***** Input for this task

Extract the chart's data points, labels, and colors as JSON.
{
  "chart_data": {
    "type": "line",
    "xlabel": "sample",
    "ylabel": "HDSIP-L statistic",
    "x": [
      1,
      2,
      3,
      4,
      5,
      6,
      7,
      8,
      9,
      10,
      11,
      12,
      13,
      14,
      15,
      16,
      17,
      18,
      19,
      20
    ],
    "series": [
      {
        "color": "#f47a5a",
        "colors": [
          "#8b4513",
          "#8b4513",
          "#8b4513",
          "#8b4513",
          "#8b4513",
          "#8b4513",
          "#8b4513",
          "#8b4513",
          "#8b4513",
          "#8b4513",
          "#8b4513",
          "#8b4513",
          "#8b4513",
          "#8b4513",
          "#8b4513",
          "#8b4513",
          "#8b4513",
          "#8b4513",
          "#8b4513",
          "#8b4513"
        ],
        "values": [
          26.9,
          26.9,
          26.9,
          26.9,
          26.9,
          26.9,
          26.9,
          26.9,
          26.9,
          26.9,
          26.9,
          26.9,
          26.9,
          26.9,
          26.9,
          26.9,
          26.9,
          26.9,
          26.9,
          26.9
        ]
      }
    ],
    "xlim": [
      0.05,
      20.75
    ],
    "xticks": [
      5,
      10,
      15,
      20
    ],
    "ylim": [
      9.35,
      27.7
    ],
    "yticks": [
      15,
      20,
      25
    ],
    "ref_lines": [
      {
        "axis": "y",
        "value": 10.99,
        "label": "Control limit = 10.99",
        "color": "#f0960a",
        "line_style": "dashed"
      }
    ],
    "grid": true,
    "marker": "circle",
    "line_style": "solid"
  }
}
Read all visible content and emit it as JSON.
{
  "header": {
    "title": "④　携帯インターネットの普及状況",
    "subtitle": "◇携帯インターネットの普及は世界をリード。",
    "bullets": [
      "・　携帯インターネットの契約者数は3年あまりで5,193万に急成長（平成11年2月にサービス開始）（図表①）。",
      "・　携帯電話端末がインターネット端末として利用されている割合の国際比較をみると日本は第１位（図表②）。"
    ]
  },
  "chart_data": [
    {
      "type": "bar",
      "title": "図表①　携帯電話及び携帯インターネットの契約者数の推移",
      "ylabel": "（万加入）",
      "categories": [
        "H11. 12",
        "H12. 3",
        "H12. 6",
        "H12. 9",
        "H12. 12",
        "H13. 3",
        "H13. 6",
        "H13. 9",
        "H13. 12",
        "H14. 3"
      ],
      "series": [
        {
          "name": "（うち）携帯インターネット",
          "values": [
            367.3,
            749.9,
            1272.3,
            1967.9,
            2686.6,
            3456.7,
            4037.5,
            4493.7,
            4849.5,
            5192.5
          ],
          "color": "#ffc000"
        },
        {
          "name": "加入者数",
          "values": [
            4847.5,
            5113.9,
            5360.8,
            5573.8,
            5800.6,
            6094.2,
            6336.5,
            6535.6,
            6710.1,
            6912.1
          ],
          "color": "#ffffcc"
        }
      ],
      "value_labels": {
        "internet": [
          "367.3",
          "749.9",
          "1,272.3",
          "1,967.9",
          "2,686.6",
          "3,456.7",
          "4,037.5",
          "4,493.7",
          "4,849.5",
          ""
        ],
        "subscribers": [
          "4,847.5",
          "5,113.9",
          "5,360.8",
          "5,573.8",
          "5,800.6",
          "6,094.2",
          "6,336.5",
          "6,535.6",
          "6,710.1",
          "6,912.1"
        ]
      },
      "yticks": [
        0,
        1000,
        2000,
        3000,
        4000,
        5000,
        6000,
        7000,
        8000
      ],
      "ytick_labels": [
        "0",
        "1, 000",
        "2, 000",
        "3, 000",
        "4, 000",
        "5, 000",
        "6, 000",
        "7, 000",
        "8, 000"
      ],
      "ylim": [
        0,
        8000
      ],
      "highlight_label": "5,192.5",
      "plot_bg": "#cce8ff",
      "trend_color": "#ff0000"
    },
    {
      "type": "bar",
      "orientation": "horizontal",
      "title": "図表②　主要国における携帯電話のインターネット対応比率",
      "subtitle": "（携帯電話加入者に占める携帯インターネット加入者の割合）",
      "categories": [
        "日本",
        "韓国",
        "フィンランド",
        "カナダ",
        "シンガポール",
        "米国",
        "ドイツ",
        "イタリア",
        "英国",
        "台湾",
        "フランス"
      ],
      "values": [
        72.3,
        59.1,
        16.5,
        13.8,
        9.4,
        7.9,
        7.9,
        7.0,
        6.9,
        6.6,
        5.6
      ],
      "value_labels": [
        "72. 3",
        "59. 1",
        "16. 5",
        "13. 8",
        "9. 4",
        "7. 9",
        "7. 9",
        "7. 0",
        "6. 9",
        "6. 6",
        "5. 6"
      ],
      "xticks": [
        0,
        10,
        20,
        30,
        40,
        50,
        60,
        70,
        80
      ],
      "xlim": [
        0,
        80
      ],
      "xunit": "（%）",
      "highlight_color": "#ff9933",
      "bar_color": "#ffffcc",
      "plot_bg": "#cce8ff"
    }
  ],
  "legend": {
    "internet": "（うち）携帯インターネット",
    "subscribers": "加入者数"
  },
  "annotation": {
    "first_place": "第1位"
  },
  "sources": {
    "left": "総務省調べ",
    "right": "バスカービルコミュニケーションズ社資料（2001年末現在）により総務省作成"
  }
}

**********

Aim of the exercise
Transcribe every entry word for word.

Result of the exercise
Extract the chart's data points, labels, and colors as JSON.
{
  "chart_data": {
    "type": "line",
    "xlabel": "sample",
    "ylabel": "HDSIP-L statistic",
    "x": [
      1,
      2,
      3,
      4,
      5,
      6,
      7,
      8,
      9,
      10,
      11,
      12,
      13,
      14,
      15,
      16,
      17,
      18,
      19,
      20
    ],
    "series": [
      {
        "color": "#f47a5a",
        "colors": [
          "#8b4513",
          "#8b4513",
          "#8b4513",
          "#8b4513",
          "#8b4513",
          "#8b4513",
          "#8b4513",
          "#8b4513",
          "#8b4513",
          "#8b4513",
          "#8b4513",
          "#8b4513",
          "#8b4513",
          "#8b4513",
          "#8b4513",
          "#8b4513",
          "#8b4513",
          "#8b4513",
          "#8b4513",
          "#8b4513"
        ],
        "values": [
          26.9,
          26.9,
          26.9,
          26.9,
          26.9,
          26.9,
          26.9,
          26.9,
          26.9,
          26.9,
          26.9,
          26.9,
          26.9,
          26.9,
          26.9,
          26.9,
          26.9,
          26.9,
          26.9,
          26.9
        ]
      }
    ],
    "xlim": [
      0.05,
      20.75
    ],
    "xticks": [
      5,
      10,
      15,
      20
    ],
    "ylim": [
      9.35,
      27.7
    ],
    "yticks": [
      15,
      20,
      25
    ],
    "ref_lines": [
      {
        "axis": "y",
        "value": 10.99,
        "label": "Control limit = 10.99",
        "color": "#f0960a",
        "line_style": "dashed"
      }
    ],
    "grid": true,
    "marker": "circle",
    "line_style": "solid"
  }
}
Read all visible content and emit it as JSON.
{
  "header": {
    "title": "④　携帯インターネットの普及状況",
    "subtitle": "◇携帯インターネットの普及は世界をリード。",
    "bullets": [
      "・　携帯インターネットの契約者数は3年あまりで5,193万に急成長（平成11年2月にサービス開始）（図表①）。",
      "・　携帯電話端末がインターネット端末として利用されている割合の国際比較をみると日本は第１位（図表②）。"
    ]
  },
  "chart_data": [
    {
      "type": "bar",
      "title": "図表①　携帯電話及び携帯インターネットの契約者数の推移",
      "ylabel": "（万加入）",
      "categories": [
        "H11. 12",
        "H12. 3",
        "H12. 6",
        "H12. 9",
        "H12. 12",
        "H13. 3",
        "H13. 6",
        "H13. 9",
        "H13. 12",
        "H14. 3"
      ],
      "series": [
        {
          "name": "（うち）携帯インターネット",
          "values": [
            367.3,
            749.9,
            1272.3,
            1967.9,
            2686.6,
            3456.7,
            4037.5,
            4493.7,
            4849.5,
            5192.5
          ],
          "color": "#ffc000"
        },
        {
          "name": "加入者数",
          "values": [
            4847.5,
            5113.9,
            5360.8,
            5573.8,
            5800.6,
            6094.2,
            6336.5,
            6535.6,
            6710.1,
            6912.1
          ],
          "color": "#ffffcc"
        }
      ],
      "value_labels": {
        "internet": [
          "367.3",
          "749.9",
          "1,272.3",
          "1,967.9",
          "2,686.6",
          "3,456.7",
          "4,037.5",
          "4,493.7",
          "4,849.5",
          ""
        ],
        "subscribers": [
          "4,847.5",
          "5,113.9",
          "5,360.8",
          "5,573.8",
          "5,800.6",
          "6,094.2",
          "6,336.5",
          "6,535.6",
          "6,710.1",
          "6,912.1"
        ]
      },
      "yticks": [
        0,
        1000,
        2000,
        3000,
        4000,
        5000,
        6000,
        7000,
        8000
      ],
      "ytick_labels": [
        "0",
        "1, 000",
        "2, 000",
        "3, 000",
        "4, 000",
        "5, 000",
        "6, 000",
        "7, 000",
        "8, 000"
      ],
      "ylim": [
        0,
        8000
      ],
      "highlight_label": "5,192.5",
      "plot_bg": "#cce8ff",
      "trend_color": "#ff0000"
    },
    {
      "type": "bar",
      "orientation": "horizontal",
      "title": "図表②　主要国における携帯電話のインターネット対応比率",
      "subtitle": "（携帯電話加入者に占める携帯インターネット加入者の割合）",
      "categories": [
        "日本",
        "韓国",
        "フィンランド",
        "カナダ",
        "シンガポール",
        "米国",
        "ドイツ",
        "イタリア",
        "英国",
        "台湾",
        "フランス"
      ],
      "values": [
        72.3,
        59.1,
        16.5,
        13.8,
        9.4,
        7.9,
        7.9,
        7.0,
        6.9,
        6.6,
        5.6
      ],
      "value_labels": [
        "72. 3",
        "59. 1",
        "16. 5",
        "13. 8",
        "9. 4",
        "7. 9",
        "7. 9",
        "7. 0",
        "6. 9",
        "6. 6",
        "5. 6"
      ],
      "xticks": [
        0,
        10,
        20,
        30,
        40,
        50,
        60,
        70,
        80
      ],
      "xlim": [
        0,
        80
      ],
      "xunit": "（%）",
      "highlight_color": "#ff9933",
      "bar_color": "#ffffcc",
      "plot_bg": "#cce8ff"
    }
  ],
  "legend": {
    "internet": "（うち）携帯インターネット",
    "subscribers": "加入者数"
  },
  "annotation": {
    "first_place": "第1位"
  },
  "sources": {
    "left": "総務省調べ",
    "right": "バスカービルコミュニケーションズ社資料（2001年末現在）により総務省作成"
  }
}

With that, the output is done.